> WHAT YOU SHOULD DO:
What is needed here is an exact copy of every entry.

> INPUT FOR THIS TASK:
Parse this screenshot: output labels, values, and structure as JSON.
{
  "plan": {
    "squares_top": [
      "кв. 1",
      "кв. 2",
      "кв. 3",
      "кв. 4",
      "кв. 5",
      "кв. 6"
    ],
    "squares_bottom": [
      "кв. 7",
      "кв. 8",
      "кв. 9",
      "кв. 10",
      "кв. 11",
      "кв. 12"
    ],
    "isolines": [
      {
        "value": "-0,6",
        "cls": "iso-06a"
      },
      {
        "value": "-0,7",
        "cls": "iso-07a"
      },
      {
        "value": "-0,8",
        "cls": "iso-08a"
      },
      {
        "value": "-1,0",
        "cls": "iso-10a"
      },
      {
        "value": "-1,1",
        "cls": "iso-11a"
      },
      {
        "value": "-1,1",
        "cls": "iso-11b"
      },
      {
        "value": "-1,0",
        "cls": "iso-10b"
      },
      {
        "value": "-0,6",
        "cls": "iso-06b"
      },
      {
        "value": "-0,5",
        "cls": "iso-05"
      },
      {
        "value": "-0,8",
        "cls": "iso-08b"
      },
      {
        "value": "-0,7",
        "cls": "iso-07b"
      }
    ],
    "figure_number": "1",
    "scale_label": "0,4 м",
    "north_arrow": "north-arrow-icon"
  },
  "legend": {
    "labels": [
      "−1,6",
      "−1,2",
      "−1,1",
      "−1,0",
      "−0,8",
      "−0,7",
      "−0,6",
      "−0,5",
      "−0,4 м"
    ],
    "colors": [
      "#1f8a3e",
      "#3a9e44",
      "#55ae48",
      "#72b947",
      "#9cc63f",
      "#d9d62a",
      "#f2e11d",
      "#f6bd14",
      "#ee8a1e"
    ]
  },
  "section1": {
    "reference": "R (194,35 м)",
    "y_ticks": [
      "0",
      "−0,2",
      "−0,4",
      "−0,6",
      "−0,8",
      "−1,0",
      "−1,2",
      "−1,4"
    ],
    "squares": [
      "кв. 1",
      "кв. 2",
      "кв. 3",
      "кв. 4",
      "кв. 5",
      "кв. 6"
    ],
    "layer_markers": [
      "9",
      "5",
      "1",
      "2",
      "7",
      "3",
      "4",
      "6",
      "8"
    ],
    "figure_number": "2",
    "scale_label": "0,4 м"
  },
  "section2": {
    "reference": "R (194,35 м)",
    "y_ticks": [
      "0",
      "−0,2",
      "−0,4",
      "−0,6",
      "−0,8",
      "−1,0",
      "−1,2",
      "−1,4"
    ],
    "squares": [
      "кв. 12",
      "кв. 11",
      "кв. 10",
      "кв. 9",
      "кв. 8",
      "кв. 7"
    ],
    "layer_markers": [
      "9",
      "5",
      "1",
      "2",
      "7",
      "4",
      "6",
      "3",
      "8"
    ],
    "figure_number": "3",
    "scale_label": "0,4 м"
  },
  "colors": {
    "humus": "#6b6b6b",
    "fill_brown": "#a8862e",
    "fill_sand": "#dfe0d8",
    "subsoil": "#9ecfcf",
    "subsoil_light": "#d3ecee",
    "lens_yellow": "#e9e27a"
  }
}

> TASK OUTPUT:
Parse this screenshot: output labels, values, and structure as JSON.
{
  "plan": {
    "squares_top": [
      "кв. 1",
      "кв. 2",
      "кв. 3",
      "кв. 4",
      "кв. 5",
      "кв. 6"
    ],
    "squares_bottom": [
      "кв. 7",
      "кв. 8",
      "кв. 9",
      "кв. 10",
      "кв. 11",
      "кв. 12"
    ],
    "isolines": [
      {
        "value": "-0,6",
        "cls": "iso-06a"
      },
      {
        "value": "-0,7",
        "cls": "iso-07a"
      },
      {
        "value": "-0,8",
        "cls": "iso-08a"
      },
      {
        "value": "-1,0",
        "cls": "iso-10a"
      },
      {
        "value": "-1,1",
        "cls": "iso-11a"
      },
      {
        "value": "-1,1",
        "cls": "iso-11b"
      },
      {
        "value": "-1,0",
        "cls": "iso-10b"
      },
      {
        "value": "-0,6",
        "cls": "iso-06b"
      },
      {
        "value": "-0,5",
        "cls": "iso-05"
      },
      {
        "value": "-0,8",
        "cls": "iso-08b"
      },
      {
        "value": "-0,7",
        "cls": "iso-07b"
      }
    ],
    "figure_number": "1",
    "scale_label": "0,4 м",
    "north_arrow": "north-arrow-icon"
  },
  "legend": {
    "labels": [
      "−1,6",
      "−1,2",
      "−1,1",
      "−1,0",
      "−0,8",
      "−0,7",
      "−0,6",
      "−0,5",
      "−0,4 м"
    ],
    "colors": [
      "#1f8a3e",
      "#3a9e44",
      "#55ae48",
      "#72b947",
      "#9cc63f",
      "#d9d62a",
      "#f2e11d",
      "#f6bd14",
      "#ee8a1e"
    ]
  },
  "section1": {
    "reference": "R (194,35 м)",
    "y_ticks": [
      "0",
      "−0,2",
      "−0,4",
      "−0,6",
      "−0,8",
      "−1,0",
      "−1,2",
      "−1,4"
    ],
    "squares": [
      "кв. 1",
      "кв. 2",
      "кв. 3",
      "кв. 4",
      "кв. 5",
      "кв. 6"
    ],
    "layer_markers": [
      "9",
      "5",
      "1",
      "2",
      "7",
      "3",
      "4",
      "6",
      "8"
    ],
    "figure_number": "2",
    "scale_label": "0,4 м"
  },
  "section2": {
    "reference": "R (194,35 м)",
    "y_ticks": [
      "0",
      "−0,2",
      "−0,4",
      "−0,6",
      "−0,8",
      "−1,0",
      "−1,2",
      "−1,4"
    ],
    "squares": [
      "кв. 12",
      "кв. 11",
      "кв. 10",
      "кв. 9",
      "кв. 8",
      "кв. 7"
    ],
    "layer_markers": [
      "9",
      "5",
      "1",
      "2",
      "7",
      "4",
      "6",
      "3",
      "8"
    ],
    "figure_number": "3",
    "scale_label": "0,4 м"
  },
  "colors": {
    "humus": "#6b6b6b",
    "fill_brown": "#a8862e",
    "fill_sand": "#dfe0d8",
    "subsoil": "#9ecfcf",
    "subsoil_light": "#d3ecee",
    "lens_yellow": "#e9e27a"
  }
}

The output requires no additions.